TEXT SHOWN
Ten keywords to decode China's 2026-30 energy plan: research chief at national oil corp
Wind & solar power as "dual mainstay"; new power system; flexible regulation capacity; red line of energy security; AI+; unified national power market; full hydrogen-ammonia-methanol chain, etc.
China released its energy plan for 2026-30 on June 25. As China becomes an increasingly indispensable global energy player, especially in the green transition, understanding the direction of its energy transformation over the next five years offers a window into where the world's energy transition is headed.
Today's newsletter features a comprehensive reading of the plan, formally titled Plan for Building a New Energy System during the 15th Five-Year Plan Period (2026-30).《新型能源体系建设“十五五”规划》. The analysis comes from Dr. Lu Ruquan 陆如泉, who is perhaps one of the best-qualified people to interpret the document.
Dr. Lu heads the Economics & Technology Research Institute at China National Petroleum Corporation (CNPC ETRI), the only one among China's 29 nationally recognized elite think tanks dedicated to energy.
He holds dual bachelor's degrees in Petroleum Engineering and English from China University of Petroleum and earned his PhD in international relations from the China Institutes of Contemporary International Relations. A former deputy general manager of CNPC's International Department and a veteran of its Iraq and Sudan projects, he has, since 2006, devoted himself to strategic management and policy analysis.
Dr. Lu's analysis was originally published on his WeChat public account on June 28. Since the piece is already clearly structured, I will not bother adding a summary of my own. Dr. Lu has kindly authorized me to translate the piece, please find the full English version below.

EXERCISES
1. Answer these about the newsletter piece on China's 2026-30 energy plan:
(a) On what date did China release the plan?
(b) Which institute does Dr. Lu Ruquan head?
(c) Where was Dr. Lu's analysis first published, and on what date?
2. Do these statements agree with the newsletter piece on China's 2026-30 energy plan? Answer yes or no for each.
(a) Dr. Lu earned his PhD in petroleum engineering.
(b) CNPC ETRI is the only one of China's 29 nationally recognized elite think tanks that is dedicated to energy.
(c) The newsletter writer adds a summary of Dr. Lu's analysis.
3. Write the next part of the newsletter piece on China's 2026-30 energy plan, starting from the point where it stops.

PROVIDED DATA
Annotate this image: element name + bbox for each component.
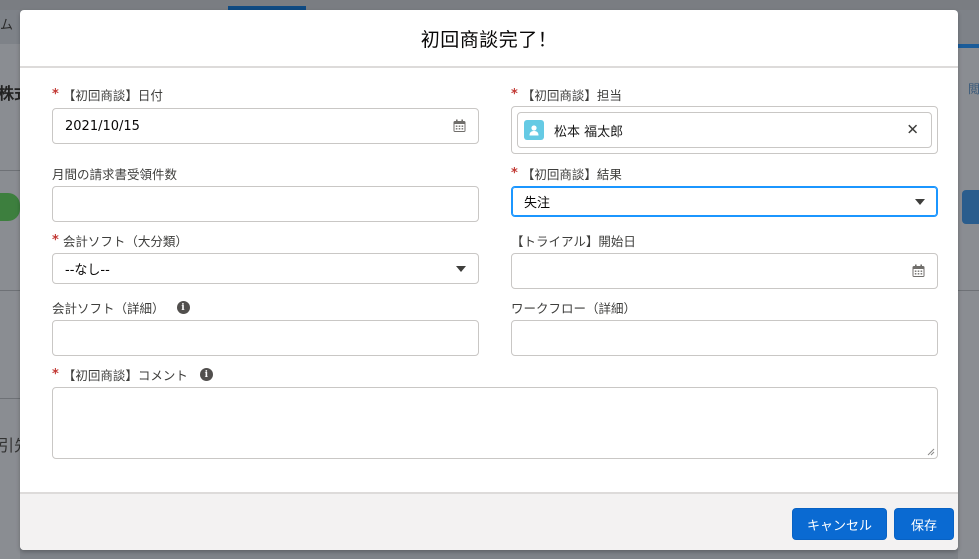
date-value: 2021/10/15 [65, 118, 140, 134]
background-green-path-step [0, 193, 20, 221]
cancel-button[interactable]: キャンセル [792, 508, 887, 540]
background-divider [0, 170, 20, 171]
selected-user-name: 松本 福太郎 [554, 124, 624, 140]
info-icon[interactable]: i [176, 301, 190, 314]
background-top-bar [0, 0, 979, 10]
first-meeting-date-label: * 【初回商談】日付 [52, 85, 163, 104]
background-left-panel [0, 44, 20, 559]
select-value: --なし-- [65, 263, 110, 278]
background-left-text: ム [0, 18, 14, 33]
label-text: 【初回商談】担当 [521, 88, 622, 103]
required-asterisk: * [52, 87, 59, 102]
first-meeting-result-label: * 【初回商談】結果 [511, 164, 622, 183]
label-text: 会計ソフト（大分類） [62, 234, 188, 249]
background-divider [958, 290, 979, 291]
modal-header: 初回商談完了！ [20, 10, 958, 68]
background-right-text: 閲 [968, 82, 979, 96]
monthly-invoice-count-label: 月間の請求書受領件数 [52, 164, 177, 183]
accounting-software-detail-label: 会計ソフト（詳細） i [52, 298, 190, 317]
select-value: 失注 [524, 196, 551, 211]
modal-dialog: 初回商談完了！ * 【初回商談】日付 2021/10/15 * 【初回商談】担当 [20, 10, 958, 550]
required-asterisk: * [511, 87, 518, 102]
accounting-software-category-select[interactable]: --なし-- [52, 253, 479, 284]
calendar-icon[interactable] [912, 264, 925, 278]
first-meeting-owner-label: * 【初回商談】担当 [511, 85, 622, 104]
calendar-icon[interactable] [453, 119, 466, 133]
required-asterisk: * [511, 166, 518, 181]
chevron-down-icon [456, 265, 466, 272]
modal-footer: キャンセル 保存 [20, 492, 958, 550]
background-right-panel [958, 44, 979, 559]
close-icon[interactable]: ✕ [906, 122, 919, 138]
first-meeting-comment-label: * 【初回商談】コメント i [52, 365, 213, 384]
info-icon[interactable]: i [199, 368, 213, 381]
required-asterisk: * [52, 233, 59, 248]
accounting-software-category-label: * 会計ソフト（大分類） [52, 231, 188, 250]
background-divider [0, 290, 20, 291]
user-avatar-icon [524, 120, 544, 140]
label-text: ワークフロー（詳細） [511, 301, 637, 316]
monthly-invoice-count-input[interactable] [52, 186, 479, 222]
first-meeting-comment-textarea[interactable] [52, 387, 938, 459]
background-right-button [962, 190, 979, 224]
resize-handle-icon[interactable] [927, 448, 935, 456]
label-text: 【トライアル】開始日 [511, 234, 636, 249]
label-text: 月間の請求書受領件数 [52, 167, 178, 182]
required-asterisk: * [52, 367, 59, 382]
first-meeting-date-input[interactable]: 2021/10/15 [52, 108, 479, 144]
background-divider [0, 398, 20, 399]
label-text: 【初回商談】結果 [521, 167, 622, 182]
label-text: 会計ソフト（詳細） [52, 301, 165, 316]
trial-start-date-label: 【トライアル】開始日 [511, 231, 636, 250]
first-meeting-result-select[interactable]: 失注 [511, 186, 938, 217]
modal-body: * 【初回商談】日付 2021/10/15 * 【初回商談】担当 松本 福太郎 … [20, 68, 958, 492]
chevron-down-icon [915, 198, 925, 205]
trial-start-date-input[interactable] [511, 253, 938, 289]
accounting-software-detail-input[interactable] [52, 320, 479, 356]
background-right-accent [958, 44, 979, 48]
save-button[interactable]: 保存 [894, 508, 954, 540]
label-text: 【初回商談】日付 [62, 88, 163, 103]
modal-title: 初回商談完了！ [420, 28, 558, 51]
first-meeting-owner-lookup[interactable]: 松本 福太郎 ✕ [511, 106, 938, 154]
workflow-detail-label: ワークフロー（詳細） [511, 298, 636, 317]
selected-user-pill[interactable]: 松本 福太郎 ✕ [517, 112, 932, 148]
label-text: 【初回商談】コメント [62, 368, 188, 383]
workflow-detail-input[interactable] [511, 320, 938, 356]
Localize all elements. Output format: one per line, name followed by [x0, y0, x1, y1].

ANSWERS PER TASK
1.
(a) June 25.
(b) The Economics & Technology Research Institute at China National Petroleum Corporation (CNPC ETRI).
(c) On his WeChat public account, on June 28.

2.
(a) No: "earned his PhD in international relations from the China Institutes of Contemporary International Relations"
(b) Yes: "the only one among China's 29 nationally recognized elite think tanks dedicated to energy"
(c) No: "I will not bother adding a summary of my own"

3.
透析《新型能源体系建设“十五五”规划》的十大关键词
Ten Keywords to Decode the 15th Five‑Year Plan for a New Energy System
The most heated topic in China's energy sector these days has probably been the Plan for Building a New Energy System during the 15th Five-Year Plan Period (2026-30).《新型能源体系建设“十五五”规划》. On June 25, the National Development and Reform Commission and the National Energy Administration (NEA) officially released the plan. On June 26, NEA Administrator Wang Hongzhi introduced the plan's key points for accelerating the new energy system during the 15th Five-Year Plan period at a State Council Information Office press conference, and answered questions from reporters.
I also received many interview requests from journalist friends these days. Their questions mainly focused on the following areas:
— How is the new plan (2026-30) different from the last plan (2021-26)? Which new formulations deserve the most attention?
— The plan stresses balancing energy security and green transition. Do you think the weight of energy security in China's energy strategy is rising? How do you think these two goals can be balanced?
— The international community is following China's energy transition closely. What does this plan mean for the global energy transition?
— At the press conference, the NEA said investment in key energy projects and new business forms during the 15th Five-Year Plan period (2026-30) will exceed 20 trillion yuan (roughly 3 trillion U.S. dollars). From the perspective of enhancing system resilience and achieving green and low-carbon goals, how should this 20 trillion yuan be allocated to maximize investment effectiveness?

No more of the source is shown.